### [What to work on]
Reproduce every line of the data verbatim.

### [Annotated element listings]
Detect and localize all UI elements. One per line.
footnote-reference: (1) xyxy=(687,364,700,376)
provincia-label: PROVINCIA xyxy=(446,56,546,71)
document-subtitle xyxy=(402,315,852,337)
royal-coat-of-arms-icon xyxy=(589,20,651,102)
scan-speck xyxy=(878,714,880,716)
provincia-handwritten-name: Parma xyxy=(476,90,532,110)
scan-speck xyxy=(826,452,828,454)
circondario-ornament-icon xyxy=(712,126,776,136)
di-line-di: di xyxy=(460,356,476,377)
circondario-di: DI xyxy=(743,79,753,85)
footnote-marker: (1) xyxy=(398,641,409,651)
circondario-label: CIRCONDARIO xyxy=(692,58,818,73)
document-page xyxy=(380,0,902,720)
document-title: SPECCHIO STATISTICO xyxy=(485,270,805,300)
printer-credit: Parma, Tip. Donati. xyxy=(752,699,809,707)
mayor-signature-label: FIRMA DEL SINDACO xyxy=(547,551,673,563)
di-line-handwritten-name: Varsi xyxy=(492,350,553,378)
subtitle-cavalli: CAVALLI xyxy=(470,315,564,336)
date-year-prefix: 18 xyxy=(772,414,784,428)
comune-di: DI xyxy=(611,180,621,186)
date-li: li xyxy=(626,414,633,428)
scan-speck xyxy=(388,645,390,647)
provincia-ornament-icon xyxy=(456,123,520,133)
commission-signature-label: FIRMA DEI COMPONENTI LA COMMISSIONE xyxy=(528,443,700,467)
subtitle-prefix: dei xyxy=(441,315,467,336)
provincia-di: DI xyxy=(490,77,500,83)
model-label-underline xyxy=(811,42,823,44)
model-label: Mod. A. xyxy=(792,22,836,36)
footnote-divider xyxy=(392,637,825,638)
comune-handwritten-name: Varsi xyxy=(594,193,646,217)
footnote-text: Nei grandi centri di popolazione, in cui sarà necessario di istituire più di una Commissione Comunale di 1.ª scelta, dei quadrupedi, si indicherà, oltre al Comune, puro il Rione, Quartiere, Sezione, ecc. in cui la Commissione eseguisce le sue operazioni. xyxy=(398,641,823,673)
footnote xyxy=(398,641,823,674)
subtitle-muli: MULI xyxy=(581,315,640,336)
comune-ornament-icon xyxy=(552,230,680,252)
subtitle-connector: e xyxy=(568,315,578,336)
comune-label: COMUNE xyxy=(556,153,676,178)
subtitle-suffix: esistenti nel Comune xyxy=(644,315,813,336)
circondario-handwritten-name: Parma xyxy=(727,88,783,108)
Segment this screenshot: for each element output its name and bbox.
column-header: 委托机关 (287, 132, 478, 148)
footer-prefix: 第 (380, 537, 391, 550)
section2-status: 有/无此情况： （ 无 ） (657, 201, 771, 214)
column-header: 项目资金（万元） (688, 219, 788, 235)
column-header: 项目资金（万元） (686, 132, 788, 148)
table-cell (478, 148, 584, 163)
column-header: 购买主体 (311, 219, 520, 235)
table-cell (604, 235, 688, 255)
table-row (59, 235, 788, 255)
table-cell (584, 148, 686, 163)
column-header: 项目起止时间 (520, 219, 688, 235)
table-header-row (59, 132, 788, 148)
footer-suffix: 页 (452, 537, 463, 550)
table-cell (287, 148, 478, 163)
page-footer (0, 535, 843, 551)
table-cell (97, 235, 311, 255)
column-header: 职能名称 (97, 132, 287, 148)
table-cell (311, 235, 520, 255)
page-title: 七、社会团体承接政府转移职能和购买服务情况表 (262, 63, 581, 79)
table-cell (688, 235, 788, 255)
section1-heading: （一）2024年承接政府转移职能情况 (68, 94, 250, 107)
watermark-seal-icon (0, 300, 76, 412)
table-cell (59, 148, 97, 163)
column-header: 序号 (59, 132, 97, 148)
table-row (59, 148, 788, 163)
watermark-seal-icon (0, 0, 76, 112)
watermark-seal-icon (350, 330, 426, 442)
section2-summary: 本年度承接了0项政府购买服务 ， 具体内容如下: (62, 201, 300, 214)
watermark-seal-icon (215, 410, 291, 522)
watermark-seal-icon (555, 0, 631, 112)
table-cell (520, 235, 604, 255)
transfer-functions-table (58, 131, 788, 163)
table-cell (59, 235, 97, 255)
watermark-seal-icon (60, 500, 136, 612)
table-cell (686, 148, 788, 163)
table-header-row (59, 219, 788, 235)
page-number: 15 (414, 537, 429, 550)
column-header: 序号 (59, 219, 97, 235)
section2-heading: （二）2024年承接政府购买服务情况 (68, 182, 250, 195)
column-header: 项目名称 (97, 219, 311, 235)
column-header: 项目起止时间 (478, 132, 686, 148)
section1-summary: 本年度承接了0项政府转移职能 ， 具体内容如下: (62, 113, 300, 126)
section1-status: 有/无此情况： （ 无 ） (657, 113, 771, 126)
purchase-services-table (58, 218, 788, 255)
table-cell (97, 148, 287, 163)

### [Task output]
Detect and localize all UI elements. One per line.
footnote-reference: (1) xyxy=(687,364,700,376)
provincia-label: PROVINCIA xyxy=(446,56,546,71)
document-subtitle xyxy=(402,315,852,337)
royal-coat-of-arms-icon xyxy=(589,20,651,102)
scan-speck xyxy=(878,714,880,716)
provincia-handwritten-name: Parma xyxy=(476,90,532,110)
scan-speck xyxy=(826,452,828,454)
circondario-ornament-icon xyxy=(712,126,776,136)
di-line-di: di xyxy=(460,356,476,377)
circondario-di: DI xyxy=(743,79,753,85)
footnote-marker: (1) xyxy=(398,641,409,651)
circondario-label: CIRCONDARIO xyxy=(692,58,818,73)
document-page xyxy=(380,0,902,720)
document-title: SPECCHIO STATISTICO xyxy=(485,270,805,300)
printer-credit: Parma, Tip. Donati. xyxy=(752,699,809,707)
mayor-signature-label: FIRMA DEL SINDACO xyxy=(547,551,673,563)
di-line-handwritten-name: Varsi xyxy=(492,350,553,378)
subtitle-cavalli: CAVALLI xyxy=(470,315,564,336)
date-year-prefix: 18 xyxy=(772,414,784,428)
comune-di: DI xyxy=(611,180,621,186)
date-li: li xyxy=(626,414,633,428)
scan-speck xyxy=(388,645,390,647)
provincia-ornament-icon xyxy=(456,123,520,133)
commission-signature-label: FIRMA DEI COMPONENTI LA COMMISSIONE xyxy=(528,443,700,467)
subtitle-prefix: dei xyxy=(441,315,467,336)
provincia-di: DI xyxy=(490,77,500,83)
model-label-underline xyxy=(811,42,823,44)
model-label: Mod. A. xyxy=(792,22,836,36)
footnote-divider xyxy=(392,637,825,638)
comune-handwritten-name: Varsi xyxy=(594,193,646,217)
footnote-text: Nei grandi centri di popolazione, in cui sarà necessario di istituire più di una Commissione Comunale di 1.ª scelta, dei quadrupedi, si indicherà, oltre al Comune, puro il Rione, Quartiere, Sezione, ecc. in cui la Commissione eseguisce le sue operazioni. xyxy=(398,641,823,673)
footnote xyxy=(398,641,823,674)
subtitle-muli: MULI xyxy=(581,315,640,336)
comune-ornament-icon xyxy=(552,230,680,252)
subtitle-connector: e xyxy=(568,315,578,336)
comune-label: COMUNE xyxy=(556,153,676,178)
subtitle-suffix: esistenti nel Comune xyxy=(644,315,813,336)
circondario-handwritten-name: Parma xyxy=(727,88,783,108)
Segment this screenshot: for each element output its name and bbox.
column-header: 委托机关 (287, 132, 478, 148)
footer-prefix: 第 (380, 537, 391, 550)
section2-status: 有/无此情况： （ 无 ） (657, 201, 771, 214)
column-header: 项目资金（万元） (688, 219, 788, 235)
column-header: 项目资金（万元） (686, 132, 788, 148)
table-cell (478, 148, 584, 163)
column-header: 购买主体 (311, 219, 520, 235)
table-cell (604, 235, 688, 255)
table-row (59, 235, 788, 255)
table-cell (584, 148, 686, 163)
column-header: 项目起止时间 (520, 219, 688, 235)
table-header-row (59, 132, 788, 148)
footer-suffix: 页 (452, 537, 463, 550)
table-cell (287, 148, 478, 163)
page-footer (0, 535, 843, 551)
table-cell (97, 235, 311, 255)
column-header: 职能名称 (97, 132, 287, 148)
table-cell (311, 235, 520, 255)
page-title: 七、社会团体承接政府转移职能和购买服务情况表 (262, 63, 581, 79)
table-cell (688, 235, 788, 255)
section1-heading: （一）2024年承接政府转移职能情况 (68, 94, 250, 107)
watermark-seal-icon (0, 300, 76, 412)
table-cell (59, 148, 97, 163)
column-header: 序号 (59, 132, 97, 148)
table-row (59, 148, 788, 163)
watermark-seal-icon (0, 0, 76, 112)
watermark-seal-icon (350, 330, 426, 442)
section2-summary: 本年度承接了0项政府购买服务 ， 具体内容如下: (62, 201, 300, 214)
watermark-seal-icon (215, 410, 291, 522)
watermark-seal-icon (555, 0, 631, 112)
table-cell (520, 235, 604, 255)
transfer-functions-table (58, 131, 788, 163)
table-cell (59, 235, 97, 255)
watermark-seal-icon (60, 500, 136, 612)
table-cell (686, 148, 788, 163)
table-header-row (59, 219, 788, 235)
page-number: 15 (414, 537, 429, 550)
column-header: 序号 (59, 219, 97, 235)
section2-heading: （二）2024年承接政府购买服务情况 (68, 182, 250, 195)
column-header: 项目名称 (97, 219, 311, 235)
column-header: 项目起止时间 (478, 132, 686, 148)
section1-summary: 本年度承接了0项政府转移职能 ， 具体内容如下: (62, 113, 300, 126)
section1-status: 有/无此情况： （ 无 ） (657, 113, 771, 126)
purchase-services-table (58, 218, 788, 255)
table-cell (97, 148, 287, 163)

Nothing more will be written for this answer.